* _Your goal_: Write each line out exactly, leaving none out.

--------------------------------------------------

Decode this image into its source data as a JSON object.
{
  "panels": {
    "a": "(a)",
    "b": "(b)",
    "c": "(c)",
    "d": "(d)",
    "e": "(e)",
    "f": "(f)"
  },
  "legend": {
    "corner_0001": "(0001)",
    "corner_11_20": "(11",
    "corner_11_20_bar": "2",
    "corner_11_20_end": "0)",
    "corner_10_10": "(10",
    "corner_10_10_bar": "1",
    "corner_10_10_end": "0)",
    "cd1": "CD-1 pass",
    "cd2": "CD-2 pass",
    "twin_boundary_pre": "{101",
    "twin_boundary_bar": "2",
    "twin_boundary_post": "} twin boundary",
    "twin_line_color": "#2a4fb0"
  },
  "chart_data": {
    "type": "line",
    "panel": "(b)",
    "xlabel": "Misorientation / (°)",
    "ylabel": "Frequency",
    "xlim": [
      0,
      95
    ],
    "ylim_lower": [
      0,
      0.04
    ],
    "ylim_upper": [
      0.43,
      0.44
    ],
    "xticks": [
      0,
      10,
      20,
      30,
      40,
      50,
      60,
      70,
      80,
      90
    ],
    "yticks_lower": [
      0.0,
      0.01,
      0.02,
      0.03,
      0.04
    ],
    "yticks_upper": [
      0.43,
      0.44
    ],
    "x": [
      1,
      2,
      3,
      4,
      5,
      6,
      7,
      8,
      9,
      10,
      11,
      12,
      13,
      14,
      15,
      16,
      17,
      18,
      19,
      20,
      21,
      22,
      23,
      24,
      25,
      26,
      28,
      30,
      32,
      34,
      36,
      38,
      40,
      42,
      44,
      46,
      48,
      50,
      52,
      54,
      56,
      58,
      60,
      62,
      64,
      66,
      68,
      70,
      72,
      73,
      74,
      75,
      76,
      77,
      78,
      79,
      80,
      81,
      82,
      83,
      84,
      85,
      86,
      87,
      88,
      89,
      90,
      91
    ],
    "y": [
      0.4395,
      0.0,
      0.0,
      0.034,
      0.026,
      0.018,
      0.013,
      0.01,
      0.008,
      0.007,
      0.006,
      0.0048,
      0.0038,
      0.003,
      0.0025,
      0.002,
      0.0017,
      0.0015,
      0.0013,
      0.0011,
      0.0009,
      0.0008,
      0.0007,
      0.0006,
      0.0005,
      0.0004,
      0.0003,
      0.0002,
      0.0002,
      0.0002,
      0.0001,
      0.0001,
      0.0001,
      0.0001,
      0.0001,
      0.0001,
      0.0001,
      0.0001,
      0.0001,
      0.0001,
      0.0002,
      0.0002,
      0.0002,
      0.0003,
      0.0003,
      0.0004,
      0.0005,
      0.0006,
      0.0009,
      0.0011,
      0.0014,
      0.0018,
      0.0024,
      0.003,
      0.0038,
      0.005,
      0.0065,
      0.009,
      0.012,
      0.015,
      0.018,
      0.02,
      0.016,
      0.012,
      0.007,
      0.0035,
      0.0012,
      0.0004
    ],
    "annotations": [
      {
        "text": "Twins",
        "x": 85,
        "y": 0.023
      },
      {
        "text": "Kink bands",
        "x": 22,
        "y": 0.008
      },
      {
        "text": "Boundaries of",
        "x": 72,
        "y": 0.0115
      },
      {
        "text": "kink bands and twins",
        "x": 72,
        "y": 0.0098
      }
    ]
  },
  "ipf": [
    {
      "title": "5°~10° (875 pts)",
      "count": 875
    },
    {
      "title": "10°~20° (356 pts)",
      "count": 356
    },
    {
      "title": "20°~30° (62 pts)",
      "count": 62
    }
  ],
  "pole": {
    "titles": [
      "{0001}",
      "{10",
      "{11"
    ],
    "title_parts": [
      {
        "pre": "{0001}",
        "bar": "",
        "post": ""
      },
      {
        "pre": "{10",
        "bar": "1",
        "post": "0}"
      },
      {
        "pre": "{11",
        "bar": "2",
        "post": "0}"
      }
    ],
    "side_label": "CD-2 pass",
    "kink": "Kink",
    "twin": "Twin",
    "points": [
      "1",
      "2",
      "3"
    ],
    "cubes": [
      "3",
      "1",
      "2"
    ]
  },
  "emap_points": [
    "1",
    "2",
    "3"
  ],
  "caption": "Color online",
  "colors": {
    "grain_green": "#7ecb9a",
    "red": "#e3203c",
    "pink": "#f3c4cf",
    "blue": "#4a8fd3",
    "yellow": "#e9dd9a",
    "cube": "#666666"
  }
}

--------------------------------------------------

* _Full answer_:
Decode this image into its source data as a JSON object.
{
  "panels": {
    "a": "(a)",
    "b": "(b)",
    "c": "(c)",
    "d": "(d)",
    "e": "(e)",
    "f": "(f)"
  },
  "legend": {
    "corner_0001": "(0001)",
    "corner_11_20": "(11",
    "corner_11_20_bar": "2",
    "corner_11_20_end": "0)",
    "corner_10_10": "(10",
    "corner_10_10_bar": "1",
    "corner_10_10_end": "0)",
    "cd1": "CD-1 pass",
    "cd2": "CD-2 pass",
    "twin_boundary_pre": "{101",
    "twin_boundary_bar": "2",
    "twin_boundary_post": "} twin boundary",
    "twin_line_color": "#2a4fb0"
  },
  "chart_data": {
    "type": "line",
    "panel": "(b)",
    "xlabel": "Misorientation / (°)",
    "ylabel": "Frequency",
    "xlim": [
      0,
      95
    ],
    "ylim_lower": [
      0,
      0.04
    ],
    "ylim_upper": [
      0.43,
      0.44
    ],
    "xticks": [
      0,
      10,
      20,
      30,
      40,
      50,
      60,
      70,
      80,
      90
    ],
    "yticks_lower": [
      0.0,
      0.01,
      0.02,
      0.03,
      0.04
    ],
    "yticks_upper": [
      0.43,
      0.44
    ],
    "x": [
      1,
      2,
      3,
      4,
      5,
      6,
      7,
      8,
      9,
      10,
      11,
      12,
      13,
      14,
      15,
      16,
      17,
      18,
      19,
      20,
      21,
      22,
      23,
      24,
      25,
      26,
      28,
      30,
      32,
      34,
      36,
      38,
      40,
      42,
      44,
      46,
      48,
      50,
      52,
      54,
      56,
      58,
      60,
      62,
      64,
      66,
      68,
      70,
      72,
      73,
      74,
      75,
      76,
      77,
      78,
      79,
      80,
      81,
      82,
      83,
      84,
      85,
      86,
      87,
      88,
      89,
      90,
      91
    ],
    "y": [
      0.4395,
      0.0,
      0.0,
      0.034,
      0.026,
      0.018,
      0.013,
      0.01,
      0.008,
      0.007,
      0.006,
      0.0048,
      0.0038,
      0.003,
      0.0025,
      0.002,
      0.0017,
      0.0015,
      0.0013,
      0.0011,
      0.0009,
      0.0008,
      0.0007,
      0.0006,
      0.0005,
      0.0004,
      0.0003,
      0.0002,
      0.0002,
      0.0002,
      0.0001,
      0.0001,
      0.0001,
      0.0001,
      0.0001,
      0.0001,
      0.0001,
      0.0001,
      0.0001,
      0.0001,
      0.0002,
      0.0002,
      0.0002,
      0.0003,
      0.0003,
      0.0004,
      0.0005,
      0.0006,
      0.0009,
      0.0011,
      0.0014,
      0.0018,
      0.0024,
      0.003,
      0.0038,
      0.005,
      0.0065,
      0.009,
      0.012,
      0.015,
      0.018,
      0.02,
      0.016,
      0.012,
      0.007,
      0.0035,
      0.0012,
      0.0004
    ],
    "annotations": [
      {
        "text": "Twins",
        "x": 85,
        "y": 0.023
      },
      {
        "text": "Kink bands",
        "x": 22,
        "y": 0.008
      },
      {
        "text": "Boundaries of",
        "x": 72,
        "y": 0.0115
      },
      {
        "text": "kink bands and twins",
        "x": 72,
        "y": 0.0098
      }
    ]
  },
  "ipf": [
    {
      "title": "5°~10° (875 pts)",
      "count": 875
    },
    {
      "title": "10°~20° (356 pts)",
      "count": 356
    },
    {
      "title": "20°~30° (62 pts)",
      "count": 62
    }
  ],
  "pole": {
    "titles": [
      "{0001}",
      "{10",
      "{11"
    ],
    "title_parts": [
      {
        "pre": "{0001}",
        "bar": "",
        "post": ""
      },
      {
        "pre": "{10",
        "bar": "1",
        "post": "0}"
      },
      {
        "pre": "{11",
        "bar": "2",
        "post": "0}"
      }
    ],
    "side_label": "CD-2 pass",
    "kink": "Kink",
    "twin": "Twin",
    "points": [
      "1",
      "2",
      "3"
    ],
    "cubes": [
      "3",
      "1",
      "2"
    ]
  },
  "emap_points": [
    "1",
    "2",
    "3"
  ],
  "caption": "Color online",
  "colors": {
    "grain_green": "#7ecb9a",
    "red": "#e3203c",
    "pink": "#f3c4cf",
    "blue": "#4a8fd3",
    "yellow": "#e9dd9a",
    "cube": "#666666"
  }
}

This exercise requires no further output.